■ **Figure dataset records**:
########

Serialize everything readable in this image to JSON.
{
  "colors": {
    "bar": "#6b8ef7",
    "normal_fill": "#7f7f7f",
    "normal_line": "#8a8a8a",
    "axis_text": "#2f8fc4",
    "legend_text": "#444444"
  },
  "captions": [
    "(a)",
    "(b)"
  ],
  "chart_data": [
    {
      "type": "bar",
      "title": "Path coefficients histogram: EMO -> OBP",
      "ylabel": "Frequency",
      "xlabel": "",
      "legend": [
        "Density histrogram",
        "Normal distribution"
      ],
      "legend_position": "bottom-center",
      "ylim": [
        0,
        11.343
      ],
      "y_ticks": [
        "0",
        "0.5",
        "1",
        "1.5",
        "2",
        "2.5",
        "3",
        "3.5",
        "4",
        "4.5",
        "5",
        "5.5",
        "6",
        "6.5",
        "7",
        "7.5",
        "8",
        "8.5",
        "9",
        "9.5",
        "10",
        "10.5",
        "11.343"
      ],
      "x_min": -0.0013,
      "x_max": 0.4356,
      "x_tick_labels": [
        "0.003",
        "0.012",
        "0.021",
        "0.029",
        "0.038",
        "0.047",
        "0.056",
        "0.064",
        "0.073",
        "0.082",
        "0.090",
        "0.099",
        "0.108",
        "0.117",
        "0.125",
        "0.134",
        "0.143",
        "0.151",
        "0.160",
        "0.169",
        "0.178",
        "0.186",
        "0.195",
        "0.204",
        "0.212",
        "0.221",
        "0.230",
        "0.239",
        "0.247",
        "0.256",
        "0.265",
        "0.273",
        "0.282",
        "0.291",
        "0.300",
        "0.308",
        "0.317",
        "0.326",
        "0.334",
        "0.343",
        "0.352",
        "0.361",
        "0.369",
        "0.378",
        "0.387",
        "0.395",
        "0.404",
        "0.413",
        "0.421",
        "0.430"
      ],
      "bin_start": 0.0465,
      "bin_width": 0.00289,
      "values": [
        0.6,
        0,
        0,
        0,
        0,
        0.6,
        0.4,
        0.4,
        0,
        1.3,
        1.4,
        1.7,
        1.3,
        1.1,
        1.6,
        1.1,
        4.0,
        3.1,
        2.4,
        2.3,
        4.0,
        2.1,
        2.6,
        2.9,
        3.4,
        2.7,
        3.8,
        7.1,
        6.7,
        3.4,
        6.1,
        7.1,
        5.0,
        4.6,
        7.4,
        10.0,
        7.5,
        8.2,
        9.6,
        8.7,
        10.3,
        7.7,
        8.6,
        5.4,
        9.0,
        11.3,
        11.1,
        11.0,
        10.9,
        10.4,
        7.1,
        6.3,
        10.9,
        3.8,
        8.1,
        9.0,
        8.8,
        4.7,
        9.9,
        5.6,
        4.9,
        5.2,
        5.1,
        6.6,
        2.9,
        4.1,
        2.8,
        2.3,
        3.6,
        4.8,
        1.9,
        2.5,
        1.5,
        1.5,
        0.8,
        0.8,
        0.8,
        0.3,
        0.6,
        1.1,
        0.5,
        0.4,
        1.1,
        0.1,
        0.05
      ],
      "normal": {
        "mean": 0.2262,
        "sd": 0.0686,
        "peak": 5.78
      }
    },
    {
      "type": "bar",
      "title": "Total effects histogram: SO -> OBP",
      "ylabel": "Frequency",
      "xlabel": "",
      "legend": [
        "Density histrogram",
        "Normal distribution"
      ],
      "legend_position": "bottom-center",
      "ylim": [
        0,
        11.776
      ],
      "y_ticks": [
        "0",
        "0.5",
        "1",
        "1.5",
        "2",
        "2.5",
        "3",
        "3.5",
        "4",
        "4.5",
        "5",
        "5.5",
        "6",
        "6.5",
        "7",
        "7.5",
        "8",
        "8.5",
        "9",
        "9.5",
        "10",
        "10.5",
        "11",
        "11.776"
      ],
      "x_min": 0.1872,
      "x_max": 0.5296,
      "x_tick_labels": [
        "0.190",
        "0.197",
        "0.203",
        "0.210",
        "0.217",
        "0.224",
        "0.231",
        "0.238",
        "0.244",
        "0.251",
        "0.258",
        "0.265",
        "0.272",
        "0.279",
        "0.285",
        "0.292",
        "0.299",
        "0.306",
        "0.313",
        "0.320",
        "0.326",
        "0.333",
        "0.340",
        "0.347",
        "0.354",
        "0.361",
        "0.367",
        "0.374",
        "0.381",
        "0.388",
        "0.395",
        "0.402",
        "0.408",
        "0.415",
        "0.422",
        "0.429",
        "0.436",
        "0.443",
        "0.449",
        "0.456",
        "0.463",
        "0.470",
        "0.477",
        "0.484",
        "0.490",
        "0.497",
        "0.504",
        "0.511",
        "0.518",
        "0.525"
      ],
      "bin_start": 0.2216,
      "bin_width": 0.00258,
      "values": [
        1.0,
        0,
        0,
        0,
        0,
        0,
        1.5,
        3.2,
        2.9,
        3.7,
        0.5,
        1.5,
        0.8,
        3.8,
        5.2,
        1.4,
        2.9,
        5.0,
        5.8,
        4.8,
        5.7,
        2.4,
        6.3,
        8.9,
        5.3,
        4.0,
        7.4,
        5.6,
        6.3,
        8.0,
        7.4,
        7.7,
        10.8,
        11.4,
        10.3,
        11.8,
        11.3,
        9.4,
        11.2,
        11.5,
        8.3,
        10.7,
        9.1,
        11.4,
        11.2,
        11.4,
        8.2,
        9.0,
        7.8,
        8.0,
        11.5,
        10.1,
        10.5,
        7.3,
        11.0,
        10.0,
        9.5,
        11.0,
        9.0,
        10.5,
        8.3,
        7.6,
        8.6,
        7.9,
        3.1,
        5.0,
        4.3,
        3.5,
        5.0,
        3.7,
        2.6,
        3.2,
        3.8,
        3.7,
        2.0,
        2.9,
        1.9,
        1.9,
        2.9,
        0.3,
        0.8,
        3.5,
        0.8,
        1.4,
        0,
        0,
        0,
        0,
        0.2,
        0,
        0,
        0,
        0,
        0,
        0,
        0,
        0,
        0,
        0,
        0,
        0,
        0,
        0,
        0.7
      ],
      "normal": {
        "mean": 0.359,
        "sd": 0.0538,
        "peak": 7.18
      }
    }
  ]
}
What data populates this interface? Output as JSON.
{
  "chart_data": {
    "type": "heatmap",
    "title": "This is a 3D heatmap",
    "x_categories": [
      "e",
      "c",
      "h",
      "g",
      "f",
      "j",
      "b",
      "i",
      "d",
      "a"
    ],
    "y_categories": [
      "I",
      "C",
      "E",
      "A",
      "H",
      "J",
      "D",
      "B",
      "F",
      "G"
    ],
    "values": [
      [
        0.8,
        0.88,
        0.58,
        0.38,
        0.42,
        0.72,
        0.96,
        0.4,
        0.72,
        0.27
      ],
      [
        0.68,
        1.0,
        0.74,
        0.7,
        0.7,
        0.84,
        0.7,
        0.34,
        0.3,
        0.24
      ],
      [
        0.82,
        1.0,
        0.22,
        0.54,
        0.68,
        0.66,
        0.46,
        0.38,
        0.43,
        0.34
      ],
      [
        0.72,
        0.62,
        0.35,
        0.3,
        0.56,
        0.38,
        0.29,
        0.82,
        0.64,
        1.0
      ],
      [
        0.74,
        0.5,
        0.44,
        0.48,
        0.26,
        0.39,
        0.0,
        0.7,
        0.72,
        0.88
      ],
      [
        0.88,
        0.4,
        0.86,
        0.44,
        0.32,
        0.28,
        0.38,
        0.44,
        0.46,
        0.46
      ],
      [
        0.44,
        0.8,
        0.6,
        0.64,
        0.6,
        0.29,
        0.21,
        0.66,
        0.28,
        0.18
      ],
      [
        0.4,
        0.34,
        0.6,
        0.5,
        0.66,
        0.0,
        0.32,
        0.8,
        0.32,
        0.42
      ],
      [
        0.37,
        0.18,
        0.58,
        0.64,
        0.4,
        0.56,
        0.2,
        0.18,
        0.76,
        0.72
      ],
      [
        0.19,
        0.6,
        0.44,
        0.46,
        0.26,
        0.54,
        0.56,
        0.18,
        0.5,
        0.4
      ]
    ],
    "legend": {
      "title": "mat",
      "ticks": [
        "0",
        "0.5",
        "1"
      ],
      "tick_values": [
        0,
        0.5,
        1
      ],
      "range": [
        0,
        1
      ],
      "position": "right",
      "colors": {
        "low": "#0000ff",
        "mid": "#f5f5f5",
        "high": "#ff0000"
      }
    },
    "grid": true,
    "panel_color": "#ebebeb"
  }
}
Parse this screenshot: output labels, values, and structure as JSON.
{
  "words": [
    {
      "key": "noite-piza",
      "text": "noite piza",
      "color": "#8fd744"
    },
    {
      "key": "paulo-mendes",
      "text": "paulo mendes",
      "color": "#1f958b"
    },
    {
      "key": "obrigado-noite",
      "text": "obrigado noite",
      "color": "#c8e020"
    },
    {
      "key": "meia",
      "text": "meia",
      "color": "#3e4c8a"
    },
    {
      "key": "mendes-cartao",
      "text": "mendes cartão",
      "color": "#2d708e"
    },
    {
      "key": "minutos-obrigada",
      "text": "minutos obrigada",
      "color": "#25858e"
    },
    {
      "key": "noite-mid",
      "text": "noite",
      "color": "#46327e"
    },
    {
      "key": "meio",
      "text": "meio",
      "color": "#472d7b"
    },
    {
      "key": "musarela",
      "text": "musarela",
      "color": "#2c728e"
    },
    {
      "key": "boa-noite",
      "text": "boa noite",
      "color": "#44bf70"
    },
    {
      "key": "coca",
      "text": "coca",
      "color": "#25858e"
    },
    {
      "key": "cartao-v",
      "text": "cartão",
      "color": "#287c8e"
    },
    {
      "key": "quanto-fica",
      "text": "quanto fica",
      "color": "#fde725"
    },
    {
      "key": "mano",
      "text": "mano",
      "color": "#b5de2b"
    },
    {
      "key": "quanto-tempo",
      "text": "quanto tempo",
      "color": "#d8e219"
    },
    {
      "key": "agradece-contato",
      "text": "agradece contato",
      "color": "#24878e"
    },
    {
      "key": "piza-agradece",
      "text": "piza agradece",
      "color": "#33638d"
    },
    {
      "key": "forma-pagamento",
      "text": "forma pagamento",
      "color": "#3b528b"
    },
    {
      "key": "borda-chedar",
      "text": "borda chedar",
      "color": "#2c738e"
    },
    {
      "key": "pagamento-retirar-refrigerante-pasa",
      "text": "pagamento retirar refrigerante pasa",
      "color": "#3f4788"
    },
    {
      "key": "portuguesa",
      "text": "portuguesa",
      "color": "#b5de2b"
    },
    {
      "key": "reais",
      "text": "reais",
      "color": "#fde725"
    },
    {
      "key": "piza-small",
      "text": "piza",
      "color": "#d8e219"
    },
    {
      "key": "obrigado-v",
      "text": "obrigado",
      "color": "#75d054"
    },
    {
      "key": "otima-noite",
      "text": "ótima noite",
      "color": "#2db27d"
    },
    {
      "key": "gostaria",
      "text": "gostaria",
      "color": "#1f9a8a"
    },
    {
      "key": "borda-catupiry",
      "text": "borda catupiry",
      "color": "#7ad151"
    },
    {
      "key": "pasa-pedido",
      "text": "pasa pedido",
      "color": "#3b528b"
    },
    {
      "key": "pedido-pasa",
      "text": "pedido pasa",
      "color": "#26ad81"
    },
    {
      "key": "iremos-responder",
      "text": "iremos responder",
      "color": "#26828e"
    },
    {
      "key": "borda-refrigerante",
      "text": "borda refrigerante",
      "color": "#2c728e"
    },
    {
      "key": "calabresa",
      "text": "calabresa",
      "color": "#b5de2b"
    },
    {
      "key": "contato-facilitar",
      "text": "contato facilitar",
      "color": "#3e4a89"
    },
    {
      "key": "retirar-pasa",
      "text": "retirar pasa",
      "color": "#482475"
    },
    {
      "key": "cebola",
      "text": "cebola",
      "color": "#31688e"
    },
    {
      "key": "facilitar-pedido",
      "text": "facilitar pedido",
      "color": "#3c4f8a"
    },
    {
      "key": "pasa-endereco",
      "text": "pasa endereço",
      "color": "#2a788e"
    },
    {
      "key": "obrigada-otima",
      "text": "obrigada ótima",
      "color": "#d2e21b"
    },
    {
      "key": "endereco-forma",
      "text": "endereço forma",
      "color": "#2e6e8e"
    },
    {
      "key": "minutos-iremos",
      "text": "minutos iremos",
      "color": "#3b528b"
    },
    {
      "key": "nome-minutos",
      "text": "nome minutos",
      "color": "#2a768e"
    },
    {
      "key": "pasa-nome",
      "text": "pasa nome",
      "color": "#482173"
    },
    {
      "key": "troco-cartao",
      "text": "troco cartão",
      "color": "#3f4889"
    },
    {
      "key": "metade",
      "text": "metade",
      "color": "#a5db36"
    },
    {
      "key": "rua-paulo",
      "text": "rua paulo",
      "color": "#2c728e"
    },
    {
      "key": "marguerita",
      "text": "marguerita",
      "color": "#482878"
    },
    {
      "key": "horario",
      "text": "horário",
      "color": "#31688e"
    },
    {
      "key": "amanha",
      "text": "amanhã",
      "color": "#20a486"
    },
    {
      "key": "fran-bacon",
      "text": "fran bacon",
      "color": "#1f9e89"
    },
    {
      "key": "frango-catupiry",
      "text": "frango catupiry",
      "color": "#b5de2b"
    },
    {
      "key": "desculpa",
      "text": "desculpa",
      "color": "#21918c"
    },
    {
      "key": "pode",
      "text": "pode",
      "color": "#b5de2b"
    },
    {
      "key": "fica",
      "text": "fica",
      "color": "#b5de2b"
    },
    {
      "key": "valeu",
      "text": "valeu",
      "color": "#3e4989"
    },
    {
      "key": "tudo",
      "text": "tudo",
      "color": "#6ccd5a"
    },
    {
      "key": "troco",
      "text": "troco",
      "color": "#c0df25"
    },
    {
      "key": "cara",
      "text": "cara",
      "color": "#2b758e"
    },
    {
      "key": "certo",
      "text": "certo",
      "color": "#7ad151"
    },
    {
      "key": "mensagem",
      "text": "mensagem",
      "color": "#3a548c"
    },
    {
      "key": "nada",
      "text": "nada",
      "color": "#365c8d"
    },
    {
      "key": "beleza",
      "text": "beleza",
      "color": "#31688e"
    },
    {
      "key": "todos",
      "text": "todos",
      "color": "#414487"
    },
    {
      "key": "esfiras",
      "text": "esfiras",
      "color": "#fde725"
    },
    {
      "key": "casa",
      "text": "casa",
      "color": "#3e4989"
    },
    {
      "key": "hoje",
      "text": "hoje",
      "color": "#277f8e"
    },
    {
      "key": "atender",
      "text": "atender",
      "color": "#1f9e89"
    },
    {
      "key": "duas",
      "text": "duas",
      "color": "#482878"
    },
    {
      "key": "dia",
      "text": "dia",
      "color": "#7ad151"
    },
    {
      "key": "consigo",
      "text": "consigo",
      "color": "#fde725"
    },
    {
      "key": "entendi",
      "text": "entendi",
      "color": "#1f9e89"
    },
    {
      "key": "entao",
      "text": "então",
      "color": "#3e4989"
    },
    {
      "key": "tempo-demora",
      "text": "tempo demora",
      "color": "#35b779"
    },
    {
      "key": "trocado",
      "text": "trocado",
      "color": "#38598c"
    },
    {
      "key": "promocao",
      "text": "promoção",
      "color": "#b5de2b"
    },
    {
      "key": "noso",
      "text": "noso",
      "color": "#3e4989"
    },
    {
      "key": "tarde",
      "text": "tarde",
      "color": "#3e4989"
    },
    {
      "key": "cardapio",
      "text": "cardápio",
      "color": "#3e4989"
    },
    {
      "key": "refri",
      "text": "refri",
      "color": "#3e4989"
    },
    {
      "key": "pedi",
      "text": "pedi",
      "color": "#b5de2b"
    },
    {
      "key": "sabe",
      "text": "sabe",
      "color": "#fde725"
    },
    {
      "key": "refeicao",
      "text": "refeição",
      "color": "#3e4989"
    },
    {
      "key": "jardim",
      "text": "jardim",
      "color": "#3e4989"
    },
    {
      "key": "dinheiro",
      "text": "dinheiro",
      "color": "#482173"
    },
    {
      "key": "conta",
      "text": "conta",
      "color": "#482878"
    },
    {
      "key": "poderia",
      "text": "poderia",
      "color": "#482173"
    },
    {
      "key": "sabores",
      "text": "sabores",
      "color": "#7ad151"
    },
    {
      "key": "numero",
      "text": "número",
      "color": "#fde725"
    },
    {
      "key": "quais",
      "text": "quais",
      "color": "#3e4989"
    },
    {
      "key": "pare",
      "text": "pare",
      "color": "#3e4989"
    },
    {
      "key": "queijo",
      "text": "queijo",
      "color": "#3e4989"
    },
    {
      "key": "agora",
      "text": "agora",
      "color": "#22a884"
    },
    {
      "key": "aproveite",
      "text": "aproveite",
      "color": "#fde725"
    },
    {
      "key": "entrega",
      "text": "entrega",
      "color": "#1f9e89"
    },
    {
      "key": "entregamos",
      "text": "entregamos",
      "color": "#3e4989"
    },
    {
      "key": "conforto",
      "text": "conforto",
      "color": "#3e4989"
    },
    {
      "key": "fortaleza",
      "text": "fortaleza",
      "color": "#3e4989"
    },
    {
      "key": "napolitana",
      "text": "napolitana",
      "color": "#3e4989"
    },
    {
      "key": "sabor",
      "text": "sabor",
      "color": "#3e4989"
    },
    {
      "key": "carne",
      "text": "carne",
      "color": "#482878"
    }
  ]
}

########

■ **EXERCISE INSTRUCTIONS**: Report each line of the material above where the word "forma" appears.

■ **TASK RESPONSE**:
      "key": "forma-pagamento",
      "text": "forma pagamento",
      "key": "endereco-forma",
      "text": "endereço forma",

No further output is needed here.